■ Task objective: Across the entries below, how many lines contain the string "this"? Give only the count.

■ Input records:
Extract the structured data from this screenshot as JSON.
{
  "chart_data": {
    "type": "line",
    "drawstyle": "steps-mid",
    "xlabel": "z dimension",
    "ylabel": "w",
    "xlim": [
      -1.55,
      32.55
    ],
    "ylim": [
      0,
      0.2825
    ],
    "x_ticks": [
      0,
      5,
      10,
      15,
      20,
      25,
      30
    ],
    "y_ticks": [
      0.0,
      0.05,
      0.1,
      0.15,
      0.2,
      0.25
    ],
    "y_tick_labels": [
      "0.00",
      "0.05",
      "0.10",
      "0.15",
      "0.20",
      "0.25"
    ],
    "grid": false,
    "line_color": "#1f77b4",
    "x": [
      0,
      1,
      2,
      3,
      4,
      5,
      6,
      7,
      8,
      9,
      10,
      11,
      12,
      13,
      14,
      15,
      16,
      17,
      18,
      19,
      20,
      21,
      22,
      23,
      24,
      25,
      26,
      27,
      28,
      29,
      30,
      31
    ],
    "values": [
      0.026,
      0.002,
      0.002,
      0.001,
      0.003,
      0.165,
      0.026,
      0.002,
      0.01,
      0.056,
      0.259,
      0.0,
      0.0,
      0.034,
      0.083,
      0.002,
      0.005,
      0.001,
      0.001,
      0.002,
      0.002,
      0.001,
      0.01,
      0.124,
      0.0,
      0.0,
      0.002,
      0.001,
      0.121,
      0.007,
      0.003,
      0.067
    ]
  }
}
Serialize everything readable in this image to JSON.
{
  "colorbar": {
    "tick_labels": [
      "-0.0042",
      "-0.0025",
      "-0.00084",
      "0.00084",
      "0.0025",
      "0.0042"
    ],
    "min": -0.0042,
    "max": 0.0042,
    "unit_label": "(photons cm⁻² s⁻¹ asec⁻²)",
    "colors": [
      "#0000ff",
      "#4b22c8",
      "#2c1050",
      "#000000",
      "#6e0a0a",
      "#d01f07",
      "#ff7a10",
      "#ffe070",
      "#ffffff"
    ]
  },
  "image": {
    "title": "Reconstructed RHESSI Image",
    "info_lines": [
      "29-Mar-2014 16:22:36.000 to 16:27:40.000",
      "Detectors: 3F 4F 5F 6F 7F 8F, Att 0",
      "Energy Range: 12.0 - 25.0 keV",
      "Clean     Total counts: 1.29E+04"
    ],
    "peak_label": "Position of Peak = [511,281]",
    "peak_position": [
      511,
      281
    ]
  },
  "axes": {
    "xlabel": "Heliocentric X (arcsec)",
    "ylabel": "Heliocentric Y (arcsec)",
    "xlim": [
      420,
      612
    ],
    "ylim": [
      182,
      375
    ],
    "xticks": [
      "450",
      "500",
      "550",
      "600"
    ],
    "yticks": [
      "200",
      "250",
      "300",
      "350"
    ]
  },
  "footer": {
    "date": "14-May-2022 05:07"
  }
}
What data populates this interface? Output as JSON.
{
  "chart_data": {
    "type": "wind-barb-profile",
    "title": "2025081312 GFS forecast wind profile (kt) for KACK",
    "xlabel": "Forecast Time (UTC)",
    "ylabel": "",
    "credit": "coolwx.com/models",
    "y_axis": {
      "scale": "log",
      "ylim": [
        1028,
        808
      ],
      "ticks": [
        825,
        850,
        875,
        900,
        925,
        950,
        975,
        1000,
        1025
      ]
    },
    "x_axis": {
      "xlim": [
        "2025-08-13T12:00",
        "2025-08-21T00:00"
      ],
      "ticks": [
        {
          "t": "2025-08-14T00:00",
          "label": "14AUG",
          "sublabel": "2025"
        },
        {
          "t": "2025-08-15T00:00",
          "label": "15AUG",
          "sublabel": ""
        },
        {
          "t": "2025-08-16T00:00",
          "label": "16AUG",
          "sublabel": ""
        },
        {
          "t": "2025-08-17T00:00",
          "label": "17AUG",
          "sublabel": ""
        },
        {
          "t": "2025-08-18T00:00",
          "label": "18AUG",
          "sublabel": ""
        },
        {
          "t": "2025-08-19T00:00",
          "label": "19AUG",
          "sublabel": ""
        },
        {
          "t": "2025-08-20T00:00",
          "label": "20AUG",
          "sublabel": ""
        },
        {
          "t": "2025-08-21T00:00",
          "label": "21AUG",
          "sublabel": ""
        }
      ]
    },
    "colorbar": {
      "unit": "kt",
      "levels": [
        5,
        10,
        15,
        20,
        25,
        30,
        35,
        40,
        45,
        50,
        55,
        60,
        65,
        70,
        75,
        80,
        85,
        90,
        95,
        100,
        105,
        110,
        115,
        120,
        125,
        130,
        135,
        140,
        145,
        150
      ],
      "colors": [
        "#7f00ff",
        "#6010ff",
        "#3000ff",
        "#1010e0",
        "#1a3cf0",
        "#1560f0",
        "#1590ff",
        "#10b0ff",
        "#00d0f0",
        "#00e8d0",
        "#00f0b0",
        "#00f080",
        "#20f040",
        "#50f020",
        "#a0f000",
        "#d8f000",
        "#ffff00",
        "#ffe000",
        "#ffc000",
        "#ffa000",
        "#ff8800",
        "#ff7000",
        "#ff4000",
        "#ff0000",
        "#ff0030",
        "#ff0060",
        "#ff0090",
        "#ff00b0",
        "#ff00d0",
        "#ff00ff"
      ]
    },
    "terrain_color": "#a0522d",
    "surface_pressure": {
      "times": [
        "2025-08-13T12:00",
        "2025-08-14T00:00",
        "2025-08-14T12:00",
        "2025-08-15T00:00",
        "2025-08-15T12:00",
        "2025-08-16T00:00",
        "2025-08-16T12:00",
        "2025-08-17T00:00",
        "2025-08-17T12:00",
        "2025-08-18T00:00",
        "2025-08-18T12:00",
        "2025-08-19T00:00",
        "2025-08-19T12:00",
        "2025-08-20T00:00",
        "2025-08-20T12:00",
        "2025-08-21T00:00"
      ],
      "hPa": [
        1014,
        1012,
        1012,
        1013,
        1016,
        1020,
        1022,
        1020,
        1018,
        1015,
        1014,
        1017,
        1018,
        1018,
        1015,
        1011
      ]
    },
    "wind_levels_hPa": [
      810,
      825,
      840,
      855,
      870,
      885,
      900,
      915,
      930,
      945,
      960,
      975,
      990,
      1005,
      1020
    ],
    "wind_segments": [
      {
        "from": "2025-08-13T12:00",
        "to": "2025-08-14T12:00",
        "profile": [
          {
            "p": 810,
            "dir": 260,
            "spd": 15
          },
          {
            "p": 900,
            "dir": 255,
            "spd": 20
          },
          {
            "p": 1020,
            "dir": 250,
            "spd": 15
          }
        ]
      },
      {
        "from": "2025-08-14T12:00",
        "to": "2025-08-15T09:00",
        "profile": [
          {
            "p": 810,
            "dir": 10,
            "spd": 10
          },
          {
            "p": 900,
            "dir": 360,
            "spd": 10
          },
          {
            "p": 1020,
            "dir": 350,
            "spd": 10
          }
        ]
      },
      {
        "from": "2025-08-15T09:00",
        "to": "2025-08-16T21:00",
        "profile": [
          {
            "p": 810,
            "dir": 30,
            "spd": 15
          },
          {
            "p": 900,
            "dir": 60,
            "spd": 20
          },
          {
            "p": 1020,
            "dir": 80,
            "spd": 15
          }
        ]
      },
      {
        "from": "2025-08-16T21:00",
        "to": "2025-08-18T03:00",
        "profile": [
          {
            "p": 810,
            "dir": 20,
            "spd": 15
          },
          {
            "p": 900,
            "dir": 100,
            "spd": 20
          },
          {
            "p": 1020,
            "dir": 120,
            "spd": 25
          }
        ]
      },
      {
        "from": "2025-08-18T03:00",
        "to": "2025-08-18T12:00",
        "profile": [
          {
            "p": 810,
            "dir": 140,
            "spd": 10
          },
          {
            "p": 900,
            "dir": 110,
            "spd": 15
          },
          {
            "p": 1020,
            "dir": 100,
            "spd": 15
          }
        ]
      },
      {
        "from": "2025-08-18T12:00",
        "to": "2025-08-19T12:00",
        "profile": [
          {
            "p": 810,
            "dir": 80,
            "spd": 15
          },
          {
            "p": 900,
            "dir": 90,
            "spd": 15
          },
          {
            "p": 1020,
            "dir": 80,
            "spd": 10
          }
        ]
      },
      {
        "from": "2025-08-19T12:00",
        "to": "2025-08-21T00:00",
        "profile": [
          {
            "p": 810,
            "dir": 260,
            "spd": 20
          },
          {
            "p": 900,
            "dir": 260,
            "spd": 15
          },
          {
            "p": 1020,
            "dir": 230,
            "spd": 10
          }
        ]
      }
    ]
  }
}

■ Final result: 3